— START SUPPLIED ENTRIES —

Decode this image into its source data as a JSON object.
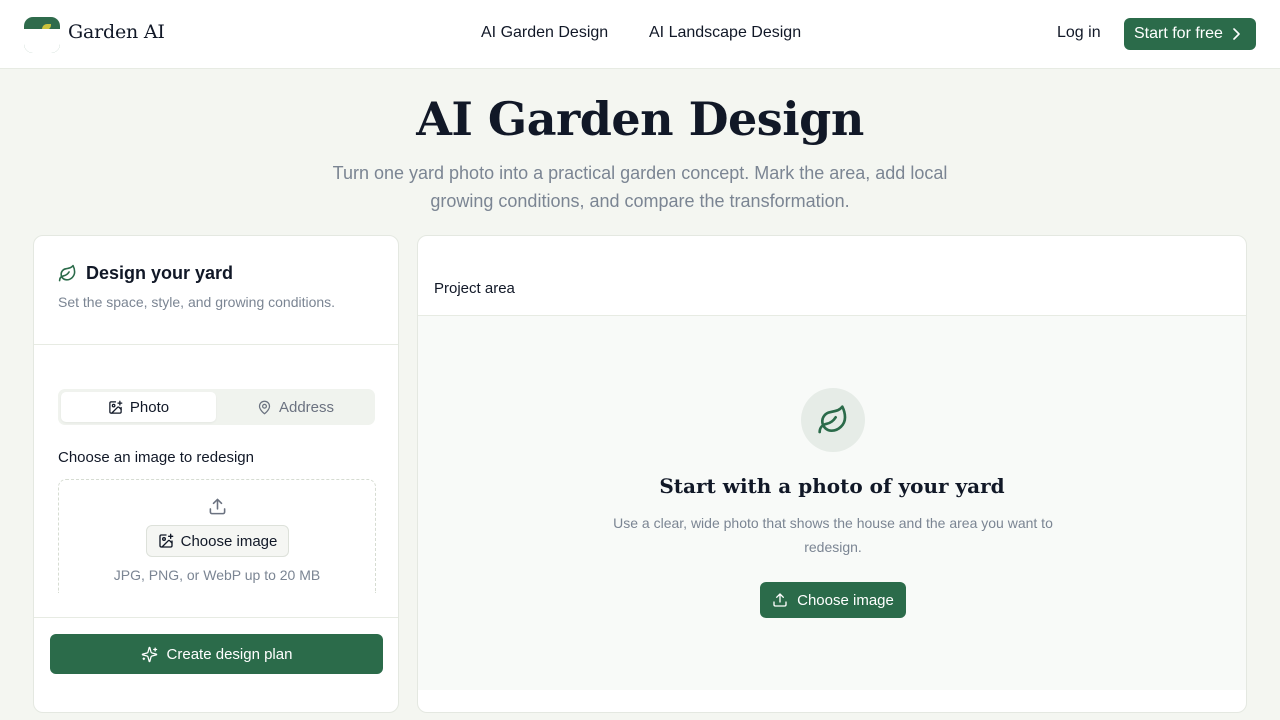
{
  "brand": {
    "name": "Garden AI",
    "logo_icon": "leaf-logo-icon",
    "accent": "#2b6b4a"
  },
  "nav": {
    "links": [
      "AI Garden Design",
      "AI Landscape Design"
    ],
    "login": "Log in",
    "cta": "Start for free",
    "cta_icon": "chevron-right-icon"
  },
  "hero": {
    "title": "AI Garden Design",
    "subtitle": "Turn one yard photo into a practical garden concept. Mark the area, add local growing conditions, and compare the transformation."
  },
  "design_panel": {
    "icon": "leaf-icon",
    "title": "Design your yard",
    "subtitle": "Set the space, style, and growing conditions.",
    "tabs": [
      {
        "label": "Photo",
        "icon": "image-plus-icon",
        "active": true
      },
      {
        "label": "Address",
        "icon": "map-pin-icon",
        "active": false
      }
    ],
    "upload_label": "Choose an image to redesign",
    "upload_icon": "upload-icon",
    "choose_button": "Choose image",
    "hint": "JPG, PNG, or WebP up to 20 MB",
    "create_button": "Create design plan",
    "create_icon": "sparkles-icon"
  },
  "project_panel": {
    "label": "Project area",
    "empty_icon": "leaf-icon",
    "empty_title": "Start with a photo of your yard",
    "empty_subtitle": "Use a clear, wide photo that shows the house and the area you want to redesign.",
    "empty_button": "Choose image",
    "empty_button_icon": "upload-icon"
  }
}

— END SUPPLIED ENTRIES —

*TASK INSTRUCTIONS*:
Quote the material word for word, dropping any images it holds.

*CORRECT OUTPUT*:
Decode this image into its source data as a JSON object.
{
  "brand": {
    "name": "Garden AI",
    "logo_icon": "leaf-logo-icon",
    "accent": "#2b6b4a"
  },
  "nav": {
    "links": [
      "AI Garden Design",
      "AI Landscape Design"
    ],
    "login": "Log in",
    "cta": "Start for free",
    "cta_icon": "chevron-right-icon"
  },
  "hero": {
    "title": "AI Garden Design",
    "subtitle": "Turn one yard photo into a practical garden concept. Mark the area, add local growing conditions, and compare the transformation."
  },
  "design_panel": {
    "icon": "leaf-icon",
    "title": "Design your yard",
    "subtitle": "Set the space, style, and growing conditions.",
    "tabs": [
      {
        "label": "Photo",
        "icon": "image-plus-icon",
        "active": true
      },
      {
        "label": "Address",
        "icon": "map-pin-icon",
        "active": false
      }
    ],
    "upload_label": "Choose an image to redesign",
    "upload_icon": "upload-icon",
    "choose_button": "Choose image",
    "hint": "JPG, PNG, or WebP up to 20 MB",
    "create_button": "Create design plan",
    "create_icon": "sparkles-icon"
  },
  "project_panel": {
    "label": "Project area",
    "empty_icon": "leaf-icon",
    "empty_title": "Start with a photo of your yard",
    "empty_subtitle": "Use a clear, wide photo that shows the house and the area you want to redesign.",
    "empty_button": "Choose image",
    "empty_button_icon": "upload-icon"
  }
}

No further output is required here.